*RECORDS FOR THIS TASK*

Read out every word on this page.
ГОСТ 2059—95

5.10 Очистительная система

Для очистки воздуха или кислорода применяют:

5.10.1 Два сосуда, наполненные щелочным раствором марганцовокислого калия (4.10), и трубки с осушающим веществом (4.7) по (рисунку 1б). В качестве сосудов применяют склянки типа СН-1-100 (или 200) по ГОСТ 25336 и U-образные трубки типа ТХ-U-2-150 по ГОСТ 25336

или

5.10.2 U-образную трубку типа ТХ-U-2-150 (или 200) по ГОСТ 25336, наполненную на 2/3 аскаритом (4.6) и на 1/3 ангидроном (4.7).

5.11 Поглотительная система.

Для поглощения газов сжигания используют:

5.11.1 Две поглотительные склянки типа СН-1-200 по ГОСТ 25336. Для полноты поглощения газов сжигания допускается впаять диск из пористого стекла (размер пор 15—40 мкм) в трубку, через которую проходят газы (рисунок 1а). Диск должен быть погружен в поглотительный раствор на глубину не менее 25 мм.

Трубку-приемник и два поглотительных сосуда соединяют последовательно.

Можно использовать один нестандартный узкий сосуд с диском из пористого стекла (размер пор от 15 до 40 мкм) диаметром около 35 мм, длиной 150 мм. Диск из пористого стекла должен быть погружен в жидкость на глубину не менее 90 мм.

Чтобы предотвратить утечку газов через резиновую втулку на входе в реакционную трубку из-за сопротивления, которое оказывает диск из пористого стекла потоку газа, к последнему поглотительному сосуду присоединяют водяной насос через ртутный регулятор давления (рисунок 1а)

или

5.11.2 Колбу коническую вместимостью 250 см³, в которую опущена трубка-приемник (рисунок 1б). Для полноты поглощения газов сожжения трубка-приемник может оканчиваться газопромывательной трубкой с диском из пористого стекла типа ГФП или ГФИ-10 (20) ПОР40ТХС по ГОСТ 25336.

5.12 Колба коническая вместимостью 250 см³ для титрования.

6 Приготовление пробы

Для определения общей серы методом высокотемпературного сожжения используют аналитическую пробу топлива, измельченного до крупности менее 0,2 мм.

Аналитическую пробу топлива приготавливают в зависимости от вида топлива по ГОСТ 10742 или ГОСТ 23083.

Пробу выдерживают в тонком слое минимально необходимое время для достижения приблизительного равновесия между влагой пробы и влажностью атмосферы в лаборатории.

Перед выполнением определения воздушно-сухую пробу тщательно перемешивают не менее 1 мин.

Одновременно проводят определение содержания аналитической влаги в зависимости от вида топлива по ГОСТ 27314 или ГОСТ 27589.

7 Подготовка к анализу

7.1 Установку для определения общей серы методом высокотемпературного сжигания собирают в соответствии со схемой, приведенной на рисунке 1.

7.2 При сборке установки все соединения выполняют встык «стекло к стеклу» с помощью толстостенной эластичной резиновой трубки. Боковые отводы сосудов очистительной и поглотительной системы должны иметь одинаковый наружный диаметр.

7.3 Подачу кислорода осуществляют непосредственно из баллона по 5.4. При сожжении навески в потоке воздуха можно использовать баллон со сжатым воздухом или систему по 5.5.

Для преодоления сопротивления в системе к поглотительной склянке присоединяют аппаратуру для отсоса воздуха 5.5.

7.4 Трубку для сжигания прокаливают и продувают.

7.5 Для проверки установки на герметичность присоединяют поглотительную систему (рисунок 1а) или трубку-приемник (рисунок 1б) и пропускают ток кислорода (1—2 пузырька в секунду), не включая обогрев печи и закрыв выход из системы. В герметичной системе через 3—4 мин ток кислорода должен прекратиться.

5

*OBJECTIVE*
Collect the lines of the records that include the string "серы".

*RESPONSE BELOW*
Для определения общей серы методом высокотемпературного сожжения используют аналитическую пробу топлива, измельченного до крупности менее 0,2 мм.
7.1 Установку для определения общей серы методом высокотемпературного сжигания собирают в соответствии со схемой, приведенной на рисунке 1.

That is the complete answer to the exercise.